Available records:

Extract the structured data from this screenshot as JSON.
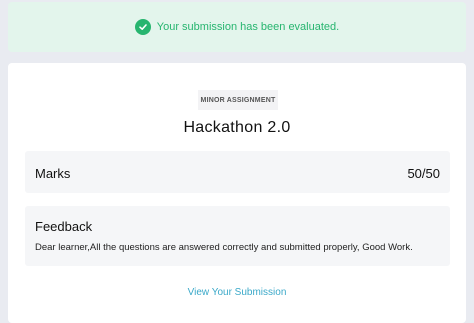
{
  "banner": {
    "message": "Your submission has been evaluated.",
    "icon": "check-circle-icon",
    "color": "#27b56f"
  },
  "assignment": {
    "tag": "MINOR ASSIGNMENT",
    "title": "Hackathon 2.0"
  },
  "marks": {
    "label": "Marks",
    "value": "50/50"
  },
  "feedback": {
    "heading": "Feedback",
    "text": "Dear learner,All the questions are answered correctly and submitted properly, Good Work."
  },
  "actions": {
    "view_submission": "View Your Submission"
  }
}
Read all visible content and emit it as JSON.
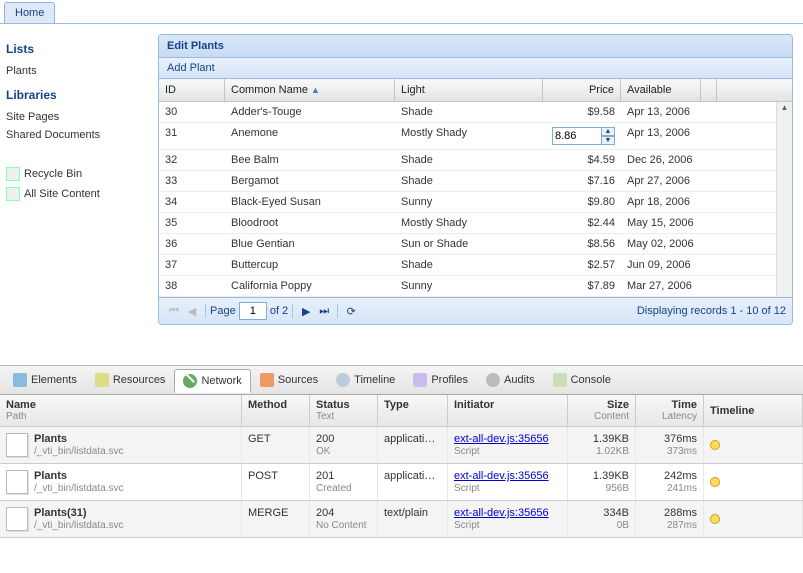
{
  "tab": {
    "home": "Home"
  },
  "sidebar": {
    "lists_hdr": "Lists",
    "plants_link": "Plants",
    "libraries_hdr": "Libraries",
    "site_pages": "Site Pages",
    "shared_docs": "Shared Documents",
    "recycle": "Recycle Bin",
    "all_content": "All Site Content"
  },
  "panel": {
    "title": "Edit Plants",
    "add_btn": "Add Plant",
    "cols": {
      "id": "ID",
      "name": "Common Name",
      "light": "Light",
      "price": "Price",
      "avail": "Available"
    },
    "rows": [
      {
        "id": "30",
        "name": "Adder's-Touge",
        "light": "Shade",
        "price": "$9.58",
        "avail": "Apr 13, 2006"
      },
      {
        "id": "31",
        "name": "Anemone",
        "light": "Mostly Shady",
        "price_edit": "8.86",
        "avail": "Apr 13, 2006"
      },
      {
        "id": "32",
        "name": "Bee Balm",
        "light": "Shade",
        "price": "$4.59",
        "avail": "Dec 26, 2006"
      },
      {
        "id": "33",
        "name": "Bergamot",
        "light": "Shade",
        "price": "$7.16",
        "avail": "Apr 27, 2006"
      },
      {
        "id": "34",
        "name": "Black-Eyed Susan",
        "light": "Sunny",
        "price": "$9.80",
        "avail": "Apr 18, 2006"
      },
      {
        "id": "35",
        "name": "Bloodroot",
        "light": "Mostly Shady",
        "price": "$2.44",
        "avail": "May 15, 2006"
      },
      {
        "id": "36",
        "name": "Blue Gentian",
        "light": "Sun or Shade",
        "price": "$8.56",
        "avail": "May 02, 2006"
      },
      {
        "id": "37",
        "name": "Buttercup",
        "light": "Shade",
        "price": "$2.57",
        "avail": "Jun 09, 2006"
      },
      {
        "id": "38",
        "name": "California Poppy",
        "light": "Sunny",
        "price": "$7.89",
        "avail": "Mar 27, 2006"
      }
    ],
    "pager": {
      "page_lbl": "Page",
      "page": "1",
      "of_lbl": "of 2",
      "info": "Displaying records 1 - 10 of 12"
    }
  },
  "chart_data": {
    "type": "table",
    "title": "Edit Plants",
    "columns": [
      "ID",
      "Common Name",
      "Light",
      "Price",
      "Available"
    ],
    "rows": [
      [
        30,
        "Adder's-Touge",
        "Shade",
        9.58,
        "Apr 13, 2006"
      ],
      [
        31,
        "Anemone",
        "Mostly Shady",
        8.86,
        "Apr 13, 2006"
      ],
      [
        32,
        "Bee Balm",
        "Shade",
        4.59,
        "Dec 26, 2006"
      ],
      [
        33,
        "Bergamot",
        "Shade",
        7.16,
        "Apr 27, 2006"
      ],
      [
        34,
        "Black-Eyed Susan",
        "Sunny",
        9.8,
        "Apr 18, 2006"
      ],
      [
        35,
        "Bloodroot",
        "Mostly Shady",
        2.44,
        "May 15, 2006"
      ],
      [
        36,
        "Blue Gentian",
        "Sun or Shade",
        8.56,
        "May 02, 2006"
      ],
      [
        37,
        "Buttercup",
        "Shade",
        2.57,
        "Jun 09, 2006"
      ],
      [
        38,
        "California Poppy",
        "Sunny",
        7.89,
        "Mar 27, 2006"
      ]
    ]
  },
  "devtools": {
    "tabs": {
      "elements": "Elements",
      "resources": "Resources",
      "network": "Network",
      "sources": "Sources",
      "timeline": "Timeline",
      "profiles": "Profiles",
      "audits": "Audits",
      "console": "Console"
    },
    "net_cols": {
      "name": "Name",
      "name_sub": "Path",
      "method": "Method",
      "status": "Status",
      "status_sub": "Text",
      "type": "Type",
      "initiator": "Initiator",
      "size": "Size",
      "size_sub": "Content",
      "time": "Time",
      "time_sub": "Latency",
      "timeline": "Timeline"
    },
    "requests": [
      {
        "name": "Plants",
        "path": "/_vti_bin/listdata.svc",
        "method": "GET",
        "status": "200",
        "status_t": "OK",
        "type": "application...",
        "init": "ext-all-dev.js:35656",
        "init_t": "Script",
        "size": "1.39KB",
        "size_sub": "1.02KB",
        "time": "376ms",
        "time_sub": "373ms"
      },
      {
        "name": "Plants",
        "path": "/_vti_bin/listdata.svc",
        "method": "POST",
        "status": "201",
        "status_t": "Created",
        "type": "application...",
        "init": "ext-all-dev.js:35656",
        "init_t": "Script",
        "size": "1.39KB",
        "size_sub": "956B",
        "time": "242ms",
        "time_sub": "241ms"
      },
      {
        "name": "Plants(31)",
        "path": "/_vti_bin/listdata.svc",
        "method": "MERGE",
        "status": "204",
        "status_t": "No Content",
        "type": "text/plain",
        "init": "ext-all-dev.js:35656",
        "init_t": "Script",
        "size": "334B",
        "size_sub": "0B",
        "time": "288ms",
        "time_sub": "287ms"
      }
    ]
  }
}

Set problem: Gather all lines where the word "Black" appears.

Answer to this exercise:
        "name": "Black-Eyed Susan",
        "Black-Eyed Susan",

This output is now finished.